TASK PROMPT - Write out the records beneath this line exactly as they appear, minus any images.

RAW RECORDS -
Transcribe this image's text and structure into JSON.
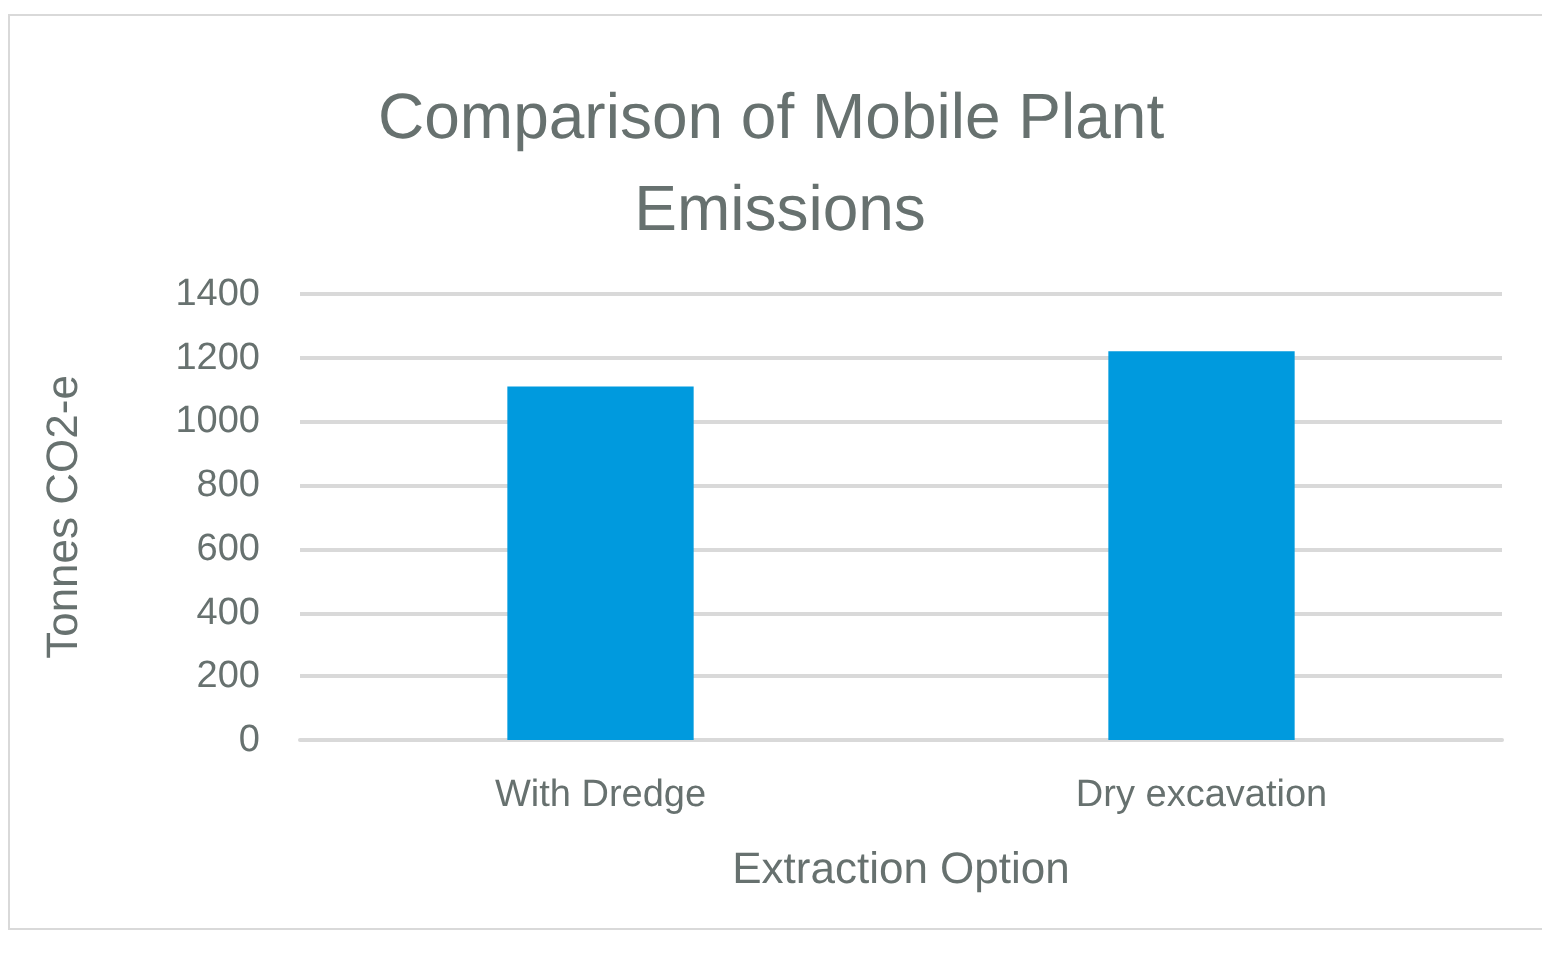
{
  "chart_data": {
    "type": "bar",
    "title": "Comparison of Mobile Plant Emissions",
    "xlabel": "Extraction Option",
    "ylabel": "Tonnes CO2-e",
    "categories": [
      "With Dredge",
      "Dry excavation"
    ],
    "values": [
      1110,
      1220
    ],
    "color": "#009ade",
    "ylim": [
      0,
      1400
    ],
    "yticks": [
      0,
      200,
      400,
      600,
      800,
      1000,
      1200,
      1400
    ],
    "grid": "y"
  }
}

RESULT OF THE TASK -
Transcribe this image's text and structure into JSON.
{
  "chart_data": {
    "type": "bar",
    "title": "Comparison of Mobile Plant Emissions",
    "xlabel": "Extraction Option",
    "ylabel": "Tonnes CO2-e",
    "categories": [
      "With Dredge",
      "Dry excavation"
    ],
    "values": [
      1110,
      1220
    ],
    "color": "#009ade",
    "ylim": [
      0,
      1400
    ],
    "yticks": [
      0,
      200,
      400,
      600,
      800,
      1000,
      1200,
      1400
    ],
    "grid": "y"
  }
}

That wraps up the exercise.